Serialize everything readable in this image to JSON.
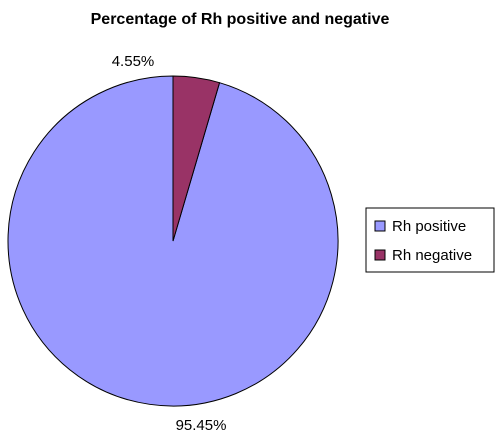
{
  "chart_data": {
    "type": "pie",
    "title": "Percentage of Rh positive and negative",
    "categories": [
      "Rh positive",
      "Rh negative"
    ],
    "values": [
      95.45,
      4.55
    ],
    "data_labels": [
      "95.45%",
      "4.55%"
    ],
    "colors": [
      "#9999FF",
      "#993366"
    ],
    "legend": {
      "position": "right",
      "entries": [
        "Rh positive",
        "Rh negative"
      ]
    }
  }
}
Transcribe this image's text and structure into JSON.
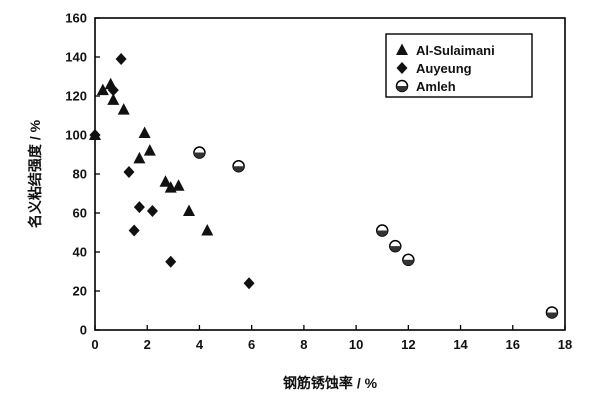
{
  "chart_data": {
    "type": "scatter",
    "title": "",
    "xlabel": "钢筋锈蚀率 / %",
    "ylabel": "名义粘结强度 / %",
    "xlim": [
      0,
      18
    ],
    "ylim": [
      0,
      160
    ],
    "xticks": [
      0,
      2,
      4,
      6,
      8,
      10,
      12,
      14,
      16,
      18
    ],
    "yticks": [
      0,
      20,
      40,
      60,
      80,
      100,
      120,
      140,
      160
    ],
    "grid": false,
    "legend_position": "top-right",
    "series": [
      {
        "name": "Al-Sulaimani",
        "marker": "triangle",
        "points": [
          [
            0.0,
            100
          ],
          [
            0.3,
            123
          ],
          [
            0.6,
            126
          ],
          [
            0.7,
            118
          ],
          [
            1.1,
            113
          ],
          [
            1.7,
            88
          ],
          [
            1.9,
            101
          ],
          [
            2.1,
            92
          ],
          [
            2.7,
            76
          ],
          [
            2.9,
            73
          ],
          [
            3.2,
            74
          ],
          [
            3.6,
            61
          ],
          [
            4.3,
            51
          ]
        ]
      },
      {
        "name": "Auyeung",
        "marker": "diamond",
        "points": [
          [
            0.0,
            100
          ],
          [
            0.7,
            123
          ],
          [
            1.0,
            139
          ],
          [
            1.3,
            81
          ],
          [
            1.5,
            51
          ],
          [
            1.7,
            63
          ],
          [
            2.2,
            61
          ],
          [
            2.9,
            35
          ],
          [
            5.9,
            24
          ]
        ]
      },
      {
        "name": "Amleh",
        "marker": "circle",
        "points": [
          [
            4.0,
            91
          ],
          [
            5.5,
            84
          ],
          [
            11.0,
            51
          ],
          [
            11.5,
            43
          ],
          [
            12.0,
            36
          ],
          [
            17.5,
            9
          ]
        ]
      }
    ]
  }
}
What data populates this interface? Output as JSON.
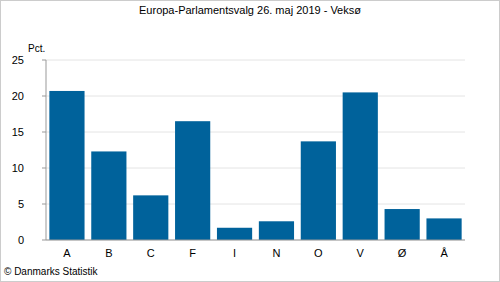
──────────
PROBLEM STATEMENT:
Go through the listing above and write it all out exactly, leaving out any picture.

TASK SOLUTION:
Serialize everything readable in this image to JSON.
{
  "chart_data": {
    "type": "pie",
    "title": "Percentage of Rh positive and negative",
    "categories": [
      "Rh positive",
      "Rh negative"
    ],
    "values": [
      95.45,
      4.55
    ],
    "data_labels": [
      "95.45%",
      "4.55%"
    ],
    "colors": [
      "#9999FF",
      "#993366"
    ],
    "legend": {
      "position": "right",
      "entries": [
        "Rh positive",
        "Rh negative"
      ]
    }
  }
}
Transcribe this image's text and structure into JSON.
{
  "chart_data": {
    "type": "scatter",
    "title": "",
    "xlabel": "钢筋锈蚀率 / %",
    "ylabel": "名义粘结强度 / %",
    "xlim": [
      0,
      18
    ],
    "ylim": [
      0,
      160
    ],
    "xticks": [
      0,
      2,
      4,
      6,
      8,
      10,
      12,
      14,
      16,
      18
    ],
    "yticks": [
      0,
      20,
      40,
      60,
      80,
      100,
      120,
      140,
      160
    ],
    "grid": false,
    "legend_position": "top-right",
    "series": [
      {
        "name": "Al-Sulaimani",
        "marker": "triangle",
        "points": [
          [
            0.0,
            100
          ],
          [
            0.3,
            123
          ],
          [
            0.6,
            126
          ],
          [
            0.7,
            118
          ],
          [
            1.1,
            113
          ],
          [
            1.7,
            88
          ],
          [
            1.9,
            101
          ],
          [
            2.1,
            92
          ],
          [
            2.7,
            76
          ],
          [
            2.9,
            73
          ],
          [
            3.2,
            74
          ],
          [
            3.6,
            61
          ],
          [
            4.3,
            51
          ]
        ]
      },
      {
        "name": "Auyeung",
        "marker": "diamond",
        "points": [
          [
            0.0,
            100
          ],
          [
            0.7,
            123
          ],
          [
            1.0,
            139
          ],
          [
            1.3,
            81
          ],
          [
            1.5,
            51
          ],
          [
            1.7,
            63
          ],
          [
            2.2,
            61
          ],
          [
            2.9,
            35
          ],
          [
            5.9,
            24
          ]
        ]
      },
      {
        "name": "Amleh",
        "marker": "circle",
        "points": [
          [
            4.0,
            91
          ],
          [
            5.5,
            84
          ],
          [
            11.0,
            51
          ],
          [
            11.5,
            43
          ],
          [
            12.0,
            36
          ],
          [
            17.5,
            9
          ]
        ]
      }
    ]
  }
}
What data populates this interface? Output as JSON.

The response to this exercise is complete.